■ EXERCISE ■
Reproduce the records below exactly, leaving out any pictures.

**********

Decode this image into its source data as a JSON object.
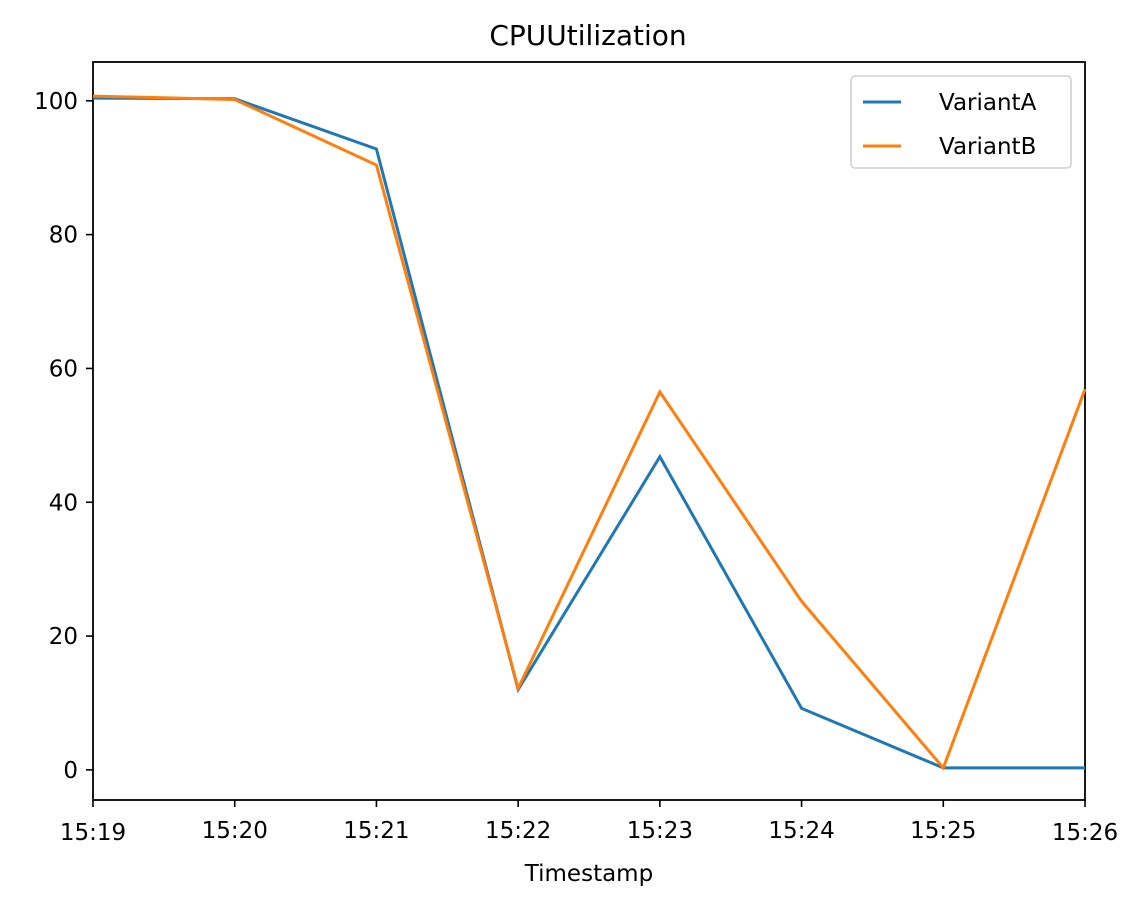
{
  "chart_data": {
    "type": "line",
    "title": "CPUUtilization",
    "xlabel": "Timestamp",
    "ylabel": "",
    "x": [
      "15:19",
      "15:20",
      "15:21",
      "15:22",
      "15:23",
      "15:24",
      "15:25",
      "15:26"
    ],
    "x_ticks": [
      "15:19",
      "15:20",
      "15:21",
      "15:22",
      "15:23",
      "15:24",
      "15:25",
      "15:26"
    ],
    "y_ticks": [
      0,
      20,
      40,
      60,
      80,
      100
    ],
    "ylim": [
      -4.5,
      105.8
    ],
    "grid": false,
    "legend_position": "top-right",
    "series": [
      {
        "name": "VariantA",
        "color": "#1f77b4",
        "values": [
          100.4,
          100.3,
          92.8,
          12.0,
          46.8,
          9.2,
          0.3,
          0.3
        ]
      },
      {
        "name": "VariantB",
        "color": "#ff7f0e",
        "values": [
          100.7,
          100.2,
          90.4,
          12.2,
          56.5,
          25.2,
          0.3,
          56.9
        ]
      }
    ]
  }
}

**********

■ RESULT OF THE TASK ■
Decode this image into its source data as a JSON object.
{
  "chart_data": {
    "type": "line",
    "title": "CPUUtilization",
    "xlabel": "Timestamp",
    "ylabel": "",
    "x": [
      "15:19",
      "15:20",
      "15:21",
      "15:22",
      "15:23",
      "15:24",
      "15:25",
      "15:26"
    ],
    "x_ticks": [
      "15:19",
      "15:20",
      "15:21",
      "15:22",
      "15:23",
      "15:24",
      "15:25",
      "15:26"
    ],
    "y_ticks": [
      0,
      20,
      40,
      60,
      80,
      100
    ],
    "ylim": [
      -4.5,
      105.8
    ],
    "grid": false,
    "legend_position": "top-right",
    "series": [
      {
        "name": "VariantA",
        "color": "#1f77b4",
        "values": [
          100.4,
          100.3,
          92.8,
          12.0,
          46.8,
          9.2,
          0.3,
          0.3
        ]
      },
      {
        "name": "VariantB",
        "color": "#ff7f0e",
        "values": [
          100.7,
          100.2,
          90.4,
          12.2,
          56.5,
          25.2,
          0.3,
          56.9
        ]
      }
    ]
  }
}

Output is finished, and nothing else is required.